**TEXTO PARA LEITURA**
-- -- --

Embraer anuncia lucro: 405 milhões de reais no segundo trimestre. A empresa brasileira de aviação tem encomendas de 22 bilhões de dólares. A construção de aviões militares é uma estrela do negócio.

KC-390, o maior avião militar produzido no país.

KC-390, o maior avião militar produzido no país.

A Embraer anunciou, nesta quinta-feira (30 jul), um lucro de 405 milhões de reais no segundo trimestre do ano, com uma previsão de receita de mais de 22 bilhões de dólares (cerca de 72.6 bilhões de reais) no médio prazo. Em relação ao mesmo período do ano passado, um aumento de 24%, segundo o portal G1. No acumulado do semestre, a empresa aeronáutica entregou 47 aviões comerciais e 45 executivos, entre jatos leves e de grande porte.

A produção de aeronaves militares é um dos segmentos que mais cresce na companhia de São José dos Campos (SP). O modelo A-29 Super Tucano, um turbo hélice de interceptação e ataque ao solo, é uma das grandes apostas da Embraer, que acaba de vender cinco unidades do aparelho para o governo africano de Gana e outras seis para Mali. O Super Tucano é um sucesso entre as Forças Armadas latino-americanas e agrada até nos Estados Unidos, por sua versatilidade como arma de defesa. Serve para enfrentar o narcotráfico ou a guerrilha comunista na Colômbia e no Peru.

A-29, o Super Tucano.

A-29, o Super Tucano.

-- -- --

**DADOS FORNECIDOS**
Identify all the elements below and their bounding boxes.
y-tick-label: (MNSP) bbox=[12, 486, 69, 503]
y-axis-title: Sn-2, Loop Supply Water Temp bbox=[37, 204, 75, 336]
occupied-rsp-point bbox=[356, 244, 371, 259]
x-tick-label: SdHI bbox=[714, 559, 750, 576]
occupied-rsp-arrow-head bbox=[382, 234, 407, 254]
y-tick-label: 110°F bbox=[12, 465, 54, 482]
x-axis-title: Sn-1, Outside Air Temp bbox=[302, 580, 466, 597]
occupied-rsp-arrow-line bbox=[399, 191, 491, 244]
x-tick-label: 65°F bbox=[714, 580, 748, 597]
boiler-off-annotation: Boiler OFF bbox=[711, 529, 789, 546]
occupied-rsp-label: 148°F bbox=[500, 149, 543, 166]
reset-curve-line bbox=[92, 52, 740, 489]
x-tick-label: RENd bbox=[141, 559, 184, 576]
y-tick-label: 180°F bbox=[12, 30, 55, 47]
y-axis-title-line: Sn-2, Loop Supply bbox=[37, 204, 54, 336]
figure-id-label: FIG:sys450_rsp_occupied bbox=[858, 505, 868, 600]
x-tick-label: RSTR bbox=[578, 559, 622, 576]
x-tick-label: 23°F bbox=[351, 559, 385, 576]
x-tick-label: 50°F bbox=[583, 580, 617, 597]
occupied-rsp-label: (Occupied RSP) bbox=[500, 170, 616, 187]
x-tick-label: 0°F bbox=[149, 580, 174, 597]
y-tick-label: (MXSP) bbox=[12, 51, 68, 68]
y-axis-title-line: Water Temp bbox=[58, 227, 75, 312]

-- -- --

**SOBRE O EXERCÍCIO**
Copie, sem nenhuma alteração, o trecho do texto sobre o lucro da Embraer que vai de "A produção de" até "Colômbia e no Peru.".

**RESULTADO**
A produção de aeronaves militares é um dos segmentos que mais cresce na companhia de São José dos Campos (SP). O modelo A-29 Super Tucano, um turbo hélice de interceptação e ataque ao solo, é uma das grandes apostas da Embraer, que acaba de vender cinco unidades do aparelho para o governo africano de Gana e outras seis para Mali. O Super Tucano é um sucesso entre as Forças Armadas latino-americanas e agrada até nos Estados Unidos, por sua versatilidade como arma de defesa. Serve para enfrentar o narcotráfico ou a guerrilha comunista na Colômbia e no Peru.